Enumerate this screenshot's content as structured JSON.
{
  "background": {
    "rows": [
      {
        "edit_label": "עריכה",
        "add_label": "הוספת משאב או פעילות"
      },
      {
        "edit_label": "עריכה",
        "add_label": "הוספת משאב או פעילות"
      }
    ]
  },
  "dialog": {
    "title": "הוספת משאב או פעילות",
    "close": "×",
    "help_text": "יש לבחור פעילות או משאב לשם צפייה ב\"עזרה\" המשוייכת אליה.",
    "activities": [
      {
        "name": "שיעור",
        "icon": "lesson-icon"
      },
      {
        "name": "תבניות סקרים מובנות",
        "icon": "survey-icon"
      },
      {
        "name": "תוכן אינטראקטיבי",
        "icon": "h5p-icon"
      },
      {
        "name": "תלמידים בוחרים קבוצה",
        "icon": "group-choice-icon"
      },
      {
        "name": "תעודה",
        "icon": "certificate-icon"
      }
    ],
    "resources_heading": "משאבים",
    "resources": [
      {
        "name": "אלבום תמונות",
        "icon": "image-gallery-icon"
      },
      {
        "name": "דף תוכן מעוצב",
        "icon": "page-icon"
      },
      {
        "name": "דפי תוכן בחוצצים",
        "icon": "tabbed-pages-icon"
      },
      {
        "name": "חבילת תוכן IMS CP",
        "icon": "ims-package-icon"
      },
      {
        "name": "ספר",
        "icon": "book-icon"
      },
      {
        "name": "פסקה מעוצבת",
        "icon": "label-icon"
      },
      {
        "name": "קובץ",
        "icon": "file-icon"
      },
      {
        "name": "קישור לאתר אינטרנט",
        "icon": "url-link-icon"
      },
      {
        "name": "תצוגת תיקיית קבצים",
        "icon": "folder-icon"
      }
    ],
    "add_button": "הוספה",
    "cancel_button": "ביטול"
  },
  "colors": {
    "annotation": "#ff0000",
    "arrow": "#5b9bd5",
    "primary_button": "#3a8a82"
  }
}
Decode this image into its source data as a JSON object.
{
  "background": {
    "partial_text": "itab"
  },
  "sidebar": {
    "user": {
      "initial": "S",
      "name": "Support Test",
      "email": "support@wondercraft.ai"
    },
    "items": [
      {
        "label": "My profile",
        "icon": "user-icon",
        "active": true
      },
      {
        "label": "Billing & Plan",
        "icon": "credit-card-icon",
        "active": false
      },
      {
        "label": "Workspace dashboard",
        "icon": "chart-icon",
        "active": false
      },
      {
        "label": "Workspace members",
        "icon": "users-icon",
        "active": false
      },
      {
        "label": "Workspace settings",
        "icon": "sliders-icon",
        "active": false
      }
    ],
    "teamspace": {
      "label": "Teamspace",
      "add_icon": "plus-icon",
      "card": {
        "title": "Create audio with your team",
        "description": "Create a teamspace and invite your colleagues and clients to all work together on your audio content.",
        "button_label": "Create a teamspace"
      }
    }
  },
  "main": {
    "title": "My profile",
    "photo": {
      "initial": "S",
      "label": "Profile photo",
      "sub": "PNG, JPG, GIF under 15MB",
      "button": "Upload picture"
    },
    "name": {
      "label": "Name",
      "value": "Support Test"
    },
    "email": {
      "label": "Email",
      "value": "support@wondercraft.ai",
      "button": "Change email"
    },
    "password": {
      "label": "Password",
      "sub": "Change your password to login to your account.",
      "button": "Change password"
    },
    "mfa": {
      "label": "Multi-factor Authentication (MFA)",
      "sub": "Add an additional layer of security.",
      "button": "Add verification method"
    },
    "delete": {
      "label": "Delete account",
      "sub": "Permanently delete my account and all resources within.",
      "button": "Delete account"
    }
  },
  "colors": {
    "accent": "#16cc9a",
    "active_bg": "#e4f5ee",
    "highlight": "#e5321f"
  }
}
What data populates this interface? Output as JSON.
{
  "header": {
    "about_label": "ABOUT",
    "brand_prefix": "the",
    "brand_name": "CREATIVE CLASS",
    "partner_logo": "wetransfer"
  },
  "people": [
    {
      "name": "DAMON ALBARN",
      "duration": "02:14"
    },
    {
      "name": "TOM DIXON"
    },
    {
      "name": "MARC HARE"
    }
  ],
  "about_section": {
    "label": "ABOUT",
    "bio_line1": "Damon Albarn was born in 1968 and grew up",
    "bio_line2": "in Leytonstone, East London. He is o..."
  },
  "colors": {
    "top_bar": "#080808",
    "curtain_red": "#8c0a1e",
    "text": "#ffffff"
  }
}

☆ ☆ ☆

■ Problem: Only the lines from the one that contains "What data populates" to the end of the data should be output, exactly as they appear.

■ Output of the task:
What data populates this interface? Output as JSON.
{
  "header": {
    "about_label": "ABOUT",
    "brand_prefix": "the",
    "brand_name": "CREATIVE CLASS",
    "partner_logo": "wetransfer"
  },
  "people": [
    {
      "name": "DAMON ALBARN",
      "duration": "02:14"
    },
    {
      "name": "TOM DIXON"
    },
    {
      "name": "MARC HARE"
    }
  ],
  "about_section": {
    "label": "ABOUT",
    "bio_line1": "Damon Albarn was born in 1968 and grew up",
    "bio_line2": "in Leytonstone, East London. He is o..."
  },
  "colors": {
    "top_bar": "#080808",
    "curtain_red": "#8c0a1e",
    "text": "#ffffff"
  }
}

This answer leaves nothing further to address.